- [EXERCISE DESCRIPTION]: Your answer should be a single number: the count of lines that hold the word "REMITIR".

- [WORKING DATA]:
____
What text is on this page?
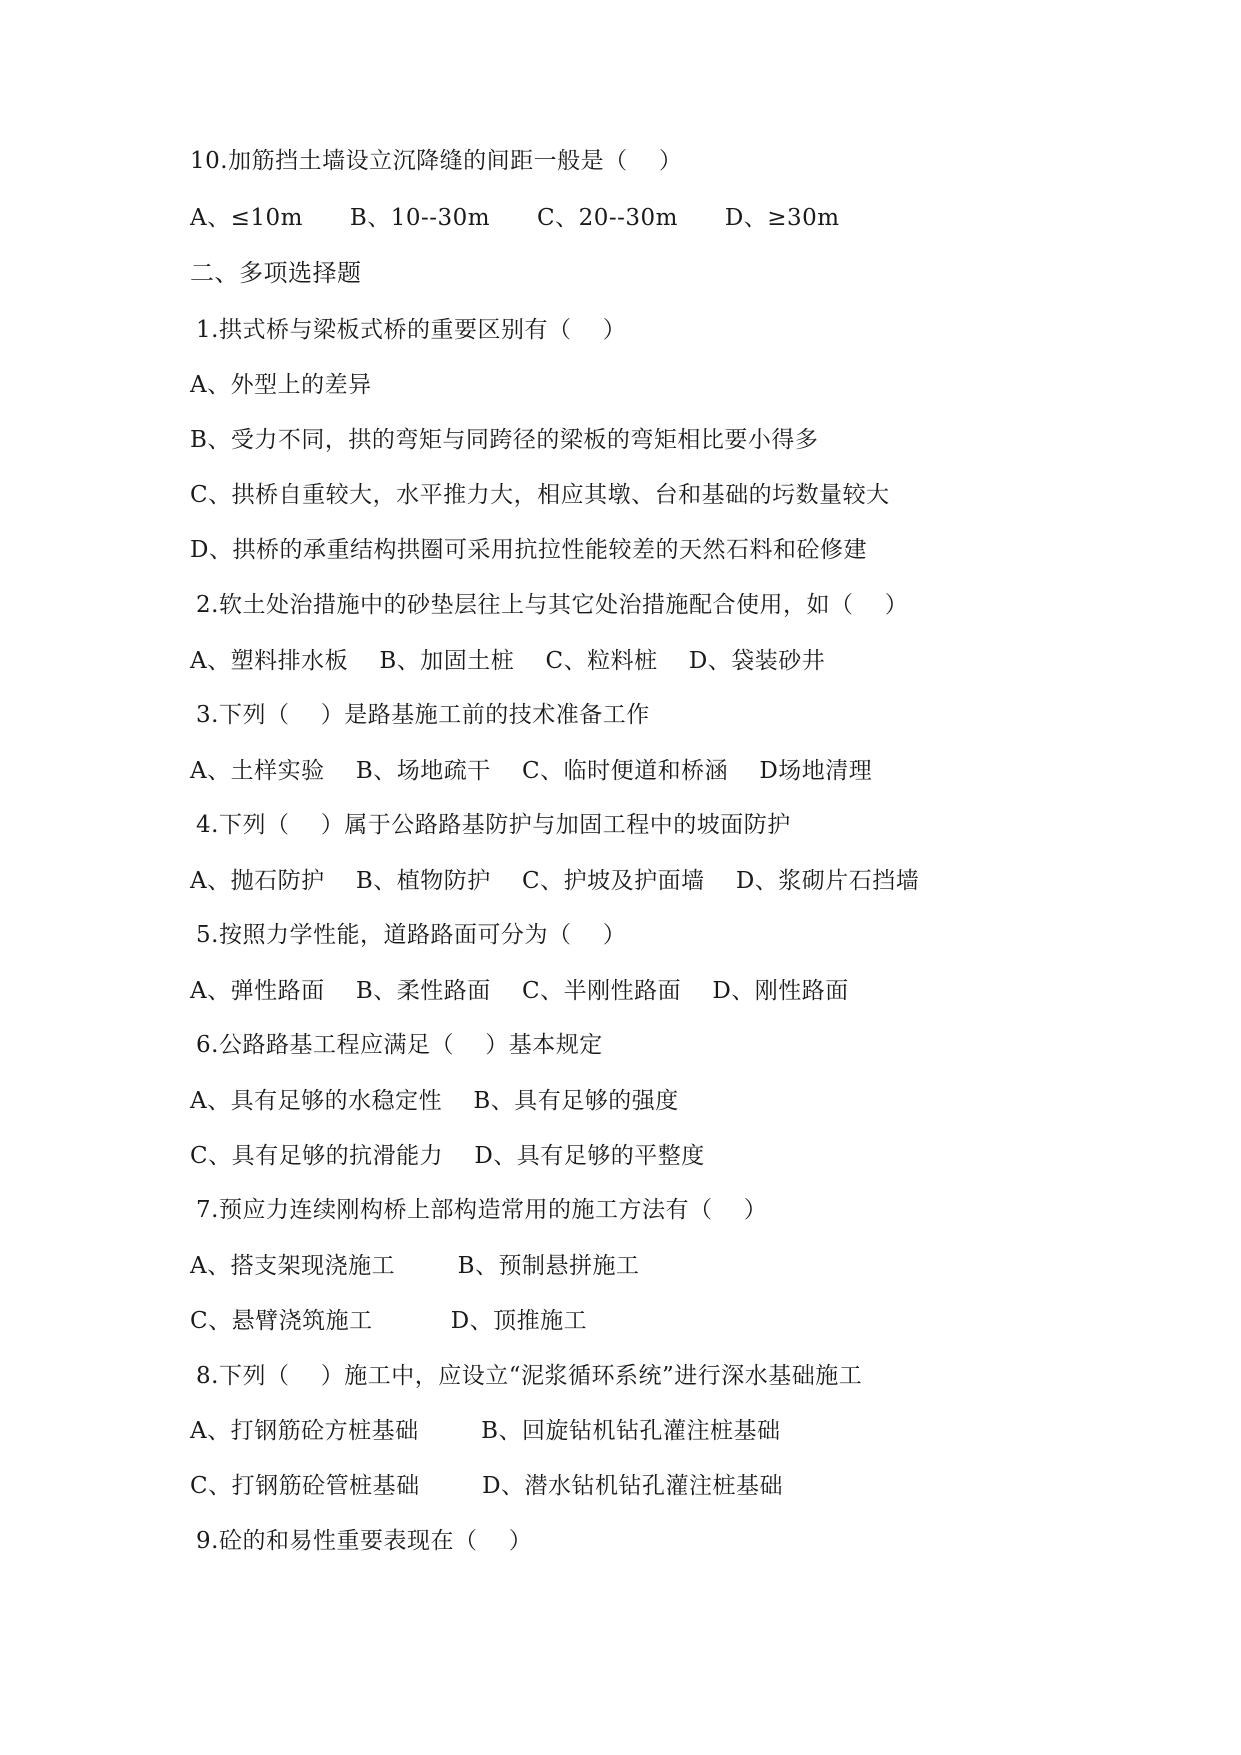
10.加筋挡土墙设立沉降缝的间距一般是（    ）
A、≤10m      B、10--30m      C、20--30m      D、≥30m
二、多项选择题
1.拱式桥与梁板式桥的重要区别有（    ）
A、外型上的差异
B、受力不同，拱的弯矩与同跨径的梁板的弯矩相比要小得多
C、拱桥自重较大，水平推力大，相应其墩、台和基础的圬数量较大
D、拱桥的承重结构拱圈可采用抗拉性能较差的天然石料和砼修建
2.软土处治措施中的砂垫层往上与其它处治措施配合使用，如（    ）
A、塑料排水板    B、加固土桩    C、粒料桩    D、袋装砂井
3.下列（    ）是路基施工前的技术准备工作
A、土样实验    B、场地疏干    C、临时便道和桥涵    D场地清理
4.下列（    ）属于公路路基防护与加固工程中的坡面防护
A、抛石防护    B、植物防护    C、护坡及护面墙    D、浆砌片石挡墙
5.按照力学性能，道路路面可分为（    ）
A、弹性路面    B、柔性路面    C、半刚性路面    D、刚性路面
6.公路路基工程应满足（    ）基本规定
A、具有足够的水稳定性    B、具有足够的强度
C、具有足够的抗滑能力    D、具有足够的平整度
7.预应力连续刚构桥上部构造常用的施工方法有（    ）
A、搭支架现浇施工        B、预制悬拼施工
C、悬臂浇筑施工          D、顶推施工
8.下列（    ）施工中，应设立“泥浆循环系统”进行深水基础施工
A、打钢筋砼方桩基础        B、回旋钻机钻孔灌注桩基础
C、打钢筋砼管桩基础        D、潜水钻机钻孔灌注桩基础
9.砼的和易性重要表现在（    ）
____
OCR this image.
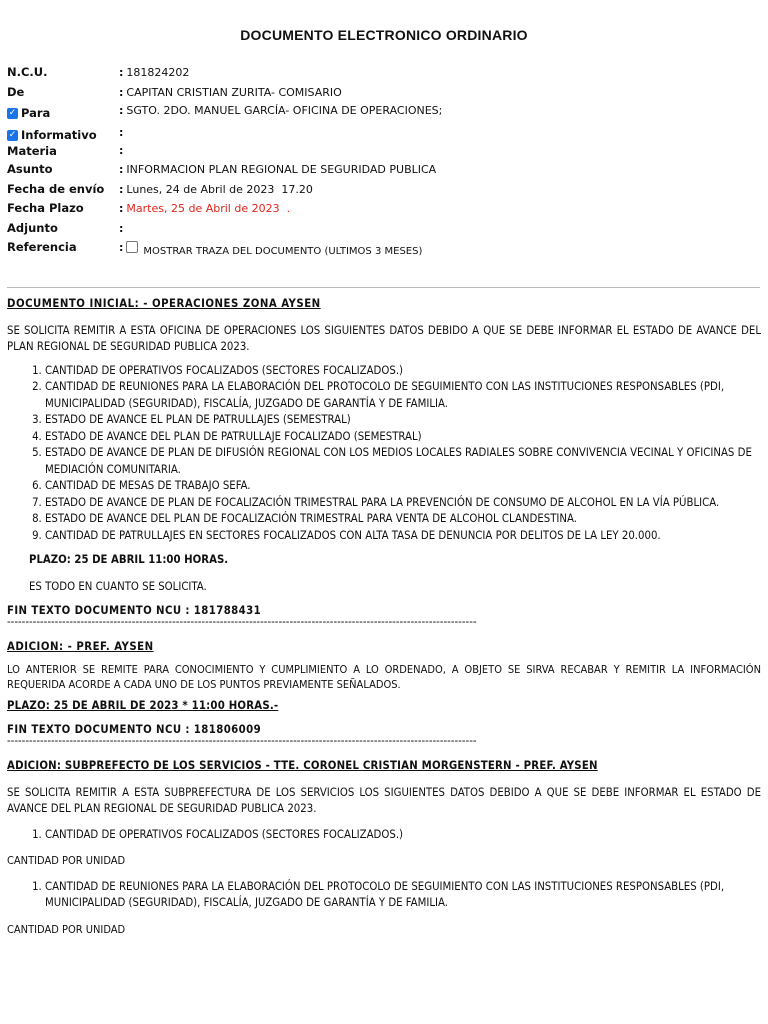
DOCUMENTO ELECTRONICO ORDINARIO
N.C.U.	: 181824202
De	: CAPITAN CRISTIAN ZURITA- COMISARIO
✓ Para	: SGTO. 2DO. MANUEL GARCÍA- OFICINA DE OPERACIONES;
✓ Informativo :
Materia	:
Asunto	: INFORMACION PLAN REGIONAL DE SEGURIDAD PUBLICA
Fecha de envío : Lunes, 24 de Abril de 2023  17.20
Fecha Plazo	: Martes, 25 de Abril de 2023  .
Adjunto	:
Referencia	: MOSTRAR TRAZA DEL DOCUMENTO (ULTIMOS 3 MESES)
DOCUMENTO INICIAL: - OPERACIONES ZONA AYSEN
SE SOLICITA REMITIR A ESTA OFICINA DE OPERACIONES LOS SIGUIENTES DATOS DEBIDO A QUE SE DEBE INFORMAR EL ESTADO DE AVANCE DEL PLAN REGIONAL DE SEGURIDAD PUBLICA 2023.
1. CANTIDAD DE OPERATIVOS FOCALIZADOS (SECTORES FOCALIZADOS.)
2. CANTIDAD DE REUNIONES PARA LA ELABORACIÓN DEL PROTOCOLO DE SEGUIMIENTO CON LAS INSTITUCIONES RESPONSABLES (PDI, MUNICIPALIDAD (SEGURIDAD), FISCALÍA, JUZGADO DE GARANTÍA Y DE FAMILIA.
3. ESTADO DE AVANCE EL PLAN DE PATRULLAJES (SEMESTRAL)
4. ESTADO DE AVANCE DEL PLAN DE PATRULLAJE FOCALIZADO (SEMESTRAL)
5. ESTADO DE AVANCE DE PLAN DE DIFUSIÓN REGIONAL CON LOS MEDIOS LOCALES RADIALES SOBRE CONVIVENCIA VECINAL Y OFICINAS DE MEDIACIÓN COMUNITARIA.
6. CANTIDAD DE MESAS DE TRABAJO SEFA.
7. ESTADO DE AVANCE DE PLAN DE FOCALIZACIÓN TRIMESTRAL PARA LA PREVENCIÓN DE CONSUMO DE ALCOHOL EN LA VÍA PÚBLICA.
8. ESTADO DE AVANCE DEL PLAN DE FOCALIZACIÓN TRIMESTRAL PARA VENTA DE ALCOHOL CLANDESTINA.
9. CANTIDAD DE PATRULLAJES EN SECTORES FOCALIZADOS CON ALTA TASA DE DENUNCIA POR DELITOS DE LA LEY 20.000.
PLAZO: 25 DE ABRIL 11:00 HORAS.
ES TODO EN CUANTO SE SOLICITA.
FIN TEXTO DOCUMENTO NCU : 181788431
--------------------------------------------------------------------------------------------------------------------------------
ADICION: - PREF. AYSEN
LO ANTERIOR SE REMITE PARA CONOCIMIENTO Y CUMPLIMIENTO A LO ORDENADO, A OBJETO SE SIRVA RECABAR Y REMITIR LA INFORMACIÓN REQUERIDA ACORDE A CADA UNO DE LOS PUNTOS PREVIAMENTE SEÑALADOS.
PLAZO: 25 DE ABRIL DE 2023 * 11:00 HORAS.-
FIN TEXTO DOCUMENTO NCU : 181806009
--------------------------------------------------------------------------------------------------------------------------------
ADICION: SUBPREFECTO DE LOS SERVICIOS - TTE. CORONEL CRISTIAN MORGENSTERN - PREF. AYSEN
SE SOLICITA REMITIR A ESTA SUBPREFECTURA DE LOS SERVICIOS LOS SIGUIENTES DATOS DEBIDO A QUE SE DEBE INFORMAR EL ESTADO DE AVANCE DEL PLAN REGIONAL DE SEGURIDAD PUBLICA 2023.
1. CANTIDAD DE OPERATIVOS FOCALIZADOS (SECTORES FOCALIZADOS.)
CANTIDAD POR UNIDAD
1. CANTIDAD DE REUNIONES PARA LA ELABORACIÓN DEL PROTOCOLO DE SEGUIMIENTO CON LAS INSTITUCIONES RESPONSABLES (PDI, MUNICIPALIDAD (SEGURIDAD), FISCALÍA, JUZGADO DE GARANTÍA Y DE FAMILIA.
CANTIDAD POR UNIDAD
____
- [IN RESPONSE]: 3